Can you transcribe every record below exactly as it appears?

Input for this task ▸
>>>>>
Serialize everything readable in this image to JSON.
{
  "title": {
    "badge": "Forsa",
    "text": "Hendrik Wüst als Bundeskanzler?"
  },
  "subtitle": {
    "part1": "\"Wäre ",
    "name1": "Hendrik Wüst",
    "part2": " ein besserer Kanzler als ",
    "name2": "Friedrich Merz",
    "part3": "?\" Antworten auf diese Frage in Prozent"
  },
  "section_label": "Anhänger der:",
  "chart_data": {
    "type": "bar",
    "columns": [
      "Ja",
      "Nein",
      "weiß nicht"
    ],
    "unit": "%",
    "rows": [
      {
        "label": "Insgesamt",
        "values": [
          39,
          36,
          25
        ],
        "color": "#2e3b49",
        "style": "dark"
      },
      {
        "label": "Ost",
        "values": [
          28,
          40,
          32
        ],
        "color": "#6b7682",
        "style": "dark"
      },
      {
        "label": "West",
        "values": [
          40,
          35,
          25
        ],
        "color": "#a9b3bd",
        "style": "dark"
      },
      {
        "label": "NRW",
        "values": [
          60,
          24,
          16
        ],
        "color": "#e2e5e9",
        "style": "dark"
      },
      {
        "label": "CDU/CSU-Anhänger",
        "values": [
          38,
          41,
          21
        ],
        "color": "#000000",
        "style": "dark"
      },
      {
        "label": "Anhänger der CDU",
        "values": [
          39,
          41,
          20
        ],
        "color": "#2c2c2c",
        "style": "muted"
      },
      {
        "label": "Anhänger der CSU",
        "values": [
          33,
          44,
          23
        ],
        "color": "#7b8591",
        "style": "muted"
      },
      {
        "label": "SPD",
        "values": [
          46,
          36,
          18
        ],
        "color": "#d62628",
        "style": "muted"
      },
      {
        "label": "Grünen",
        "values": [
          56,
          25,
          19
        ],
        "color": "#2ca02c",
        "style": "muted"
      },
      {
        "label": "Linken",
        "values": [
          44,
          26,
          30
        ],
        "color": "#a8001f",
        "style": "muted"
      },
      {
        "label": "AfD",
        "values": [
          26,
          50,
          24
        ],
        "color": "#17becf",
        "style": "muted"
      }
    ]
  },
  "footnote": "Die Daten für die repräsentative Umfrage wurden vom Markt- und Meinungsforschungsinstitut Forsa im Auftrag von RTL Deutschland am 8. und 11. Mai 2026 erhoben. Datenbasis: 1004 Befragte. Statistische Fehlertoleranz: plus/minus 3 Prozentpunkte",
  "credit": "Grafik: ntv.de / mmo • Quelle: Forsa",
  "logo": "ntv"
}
<<<<<
Written response ▸
Serialize everything readable in this image to JSON.
{
  "title": {
    "badge": "Forsa",
    "text": "Hendrik Wüst als Bundeskanzler?"
  },
  "subtitle": {
    "part1": "\"Wäre ",
    "name1": "Hendrik Wüst",
    "part2": " ein besserer Kanzler als ",
    "name2": "Friedrich Merz",
    "part3": "?\" Antworten auf diese Frage in Prozent"
  },
  "section_label": "Anhänger der:",
  "chart_data": {
    "type": "bar",
    "columns": [
      "Ja",
      "Nein",
      "weiß nicht"
    ],
    "unit": "%",
    "rows": [
      {
        "label": "Insgesamt",
        "values": [
          39,
          36,
          25
        ],
        "color": "#2e3b49",
        "style": "dark"
      },
      {
        "label": "Ost",
        "values": [
          28,
          40,
          32
        ],
        "color": "#6b7682",
        "style": "dark"
      },
      {
        "label": "West",
        "values": [
          40,
          35,
          25
        ],
        "color": "#a9b3bd",
        "style": "dark"
      },
      {
        "label": "NRW",
        "values": [
          60,
          24,
          16
        ],
        "color": "#e2e5e9",
        "style": "dark"
      },
      {
        "label": "CDU/CSU-Anhänger",
        "values": [
          38,
          41,
          21
        ],
        "color": "#000000",
        "style": "dark"
      },
      {
        "label": "Anhänger der CDU",
        "values": [
          39,
          41,
          20
        ],
        "color": "#2c2c2c",
        "style": "muted"
      },
      {
        "label": "Anhänger der CSU",
        "values": [
          33,
          44,
          23
        ],
        "color": "#7b8591",
        "style": "muted"
      },
      {
        "label": "SPD",
        "values": [
          46,
          36,
          18
        ],
        "color": "#d62628",
        "style": "muted"
      },
      {
        "label": "Grünen",
        "values": [
          56,
          25,
          19
        ],
        "color": "#2ca02c",
        "style": "muted"
      },
      {
        "label": "Linken",
        "values": [
          44,
          26,
          30
        ],
        "color": "#a8001f",
        "style": "muted"
      },
      {
        "label": "AfD",
        "values": [
          26,
          50,
          24
        ],
        "color": "#17becf",
        "style": "muted"
      }
    ]
  },
  "footnote": "Die Daten für die repräsentative Umfrage wurden vom Markt- und Meinungsforschungsinstitut Forsa im Auftrag von RTL Deutschland am 8. und 11. Mai 2026 erhoben. Datenbasis: 1004 Befragte. Statistische Fehlertoleranz: plus/minus 3 Prozentpunkte",
  "credit": "Grafik: ntv.de / mmo • Quelle: Forsa",
  "logo": "ntv"
}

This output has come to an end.